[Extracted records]
-- begin --
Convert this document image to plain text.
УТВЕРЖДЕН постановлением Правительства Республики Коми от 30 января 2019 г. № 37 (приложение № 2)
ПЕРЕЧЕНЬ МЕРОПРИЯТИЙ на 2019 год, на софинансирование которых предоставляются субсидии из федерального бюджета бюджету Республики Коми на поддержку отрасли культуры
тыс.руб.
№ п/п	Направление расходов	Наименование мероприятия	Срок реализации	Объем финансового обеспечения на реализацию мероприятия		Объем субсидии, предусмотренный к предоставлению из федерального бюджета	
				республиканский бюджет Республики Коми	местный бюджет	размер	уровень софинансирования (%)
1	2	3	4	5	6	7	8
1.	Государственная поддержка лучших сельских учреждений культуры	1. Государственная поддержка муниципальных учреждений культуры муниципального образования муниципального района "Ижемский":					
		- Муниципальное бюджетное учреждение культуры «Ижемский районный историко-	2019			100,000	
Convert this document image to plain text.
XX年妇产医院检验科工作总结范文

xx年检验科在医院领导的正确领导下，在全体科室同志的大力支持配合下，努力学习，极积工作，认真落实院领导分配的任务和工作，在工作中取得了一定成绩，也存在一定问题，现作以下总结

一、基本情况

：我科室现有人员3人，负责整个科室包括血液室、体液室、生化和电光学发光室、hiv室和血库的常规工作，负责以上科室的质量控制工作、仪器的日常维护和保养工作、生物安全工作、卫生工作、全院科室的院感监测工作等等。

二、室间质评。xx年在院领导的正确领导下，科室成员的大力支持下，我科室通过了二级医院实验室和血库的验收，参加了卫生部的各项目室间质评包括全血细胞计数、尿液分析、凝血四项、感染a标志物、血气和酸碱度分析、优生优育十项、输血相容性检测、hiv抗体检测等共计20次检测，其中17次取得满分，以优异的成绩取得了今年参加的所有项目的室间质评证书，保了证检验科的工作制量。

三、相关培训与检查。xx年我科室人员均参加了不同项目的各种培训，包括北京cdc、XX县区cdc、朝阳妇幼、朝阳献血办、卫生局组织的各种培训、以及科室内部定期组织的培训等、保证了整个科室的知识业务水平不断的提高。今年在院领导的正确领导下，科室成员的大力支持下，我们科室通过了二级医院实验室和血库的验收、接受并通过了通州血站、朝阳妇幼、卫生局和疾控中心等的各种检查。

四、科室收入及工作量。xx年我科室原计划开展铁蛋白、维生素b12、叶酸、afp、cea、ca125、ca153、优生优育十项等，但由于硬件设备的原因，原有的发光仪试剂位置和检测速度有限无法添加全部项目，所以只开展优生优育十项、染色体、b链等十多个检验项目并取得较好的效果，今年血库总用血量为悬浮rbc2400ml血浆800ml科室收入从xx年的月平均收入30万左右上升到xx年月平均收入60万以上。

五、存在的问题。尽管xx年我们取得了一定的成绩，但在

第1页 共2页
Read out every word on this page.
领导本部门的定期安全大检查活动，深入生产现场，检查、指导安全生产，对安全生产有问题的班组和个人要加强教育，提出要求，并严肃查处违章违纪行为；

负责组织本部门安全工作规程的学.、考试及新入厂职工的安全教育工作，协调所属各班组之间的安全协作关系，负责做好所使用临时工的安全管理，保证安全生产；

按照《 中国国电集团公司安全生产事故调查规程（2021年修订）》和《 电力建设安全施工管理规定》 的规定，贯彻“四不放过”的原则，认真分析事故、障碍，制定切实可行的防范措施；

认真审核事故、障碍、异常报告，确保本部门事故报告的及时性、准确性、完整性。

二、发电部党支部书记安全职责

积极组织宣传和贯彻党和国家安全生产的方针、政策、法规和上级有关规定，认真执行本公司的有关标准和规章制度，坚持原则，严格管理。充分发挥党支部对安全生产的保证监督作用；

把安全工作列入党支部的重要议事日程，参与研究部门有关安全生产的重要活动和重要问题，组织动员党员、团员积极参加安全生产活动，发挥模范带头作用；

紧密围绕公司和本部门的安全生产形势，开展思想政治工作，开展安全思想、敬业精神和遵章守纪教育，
-- end --
**Description of the task**
Using the material above, work out how many lines contain the string "федерального". Give that number alone.

**Answer to the problem**
2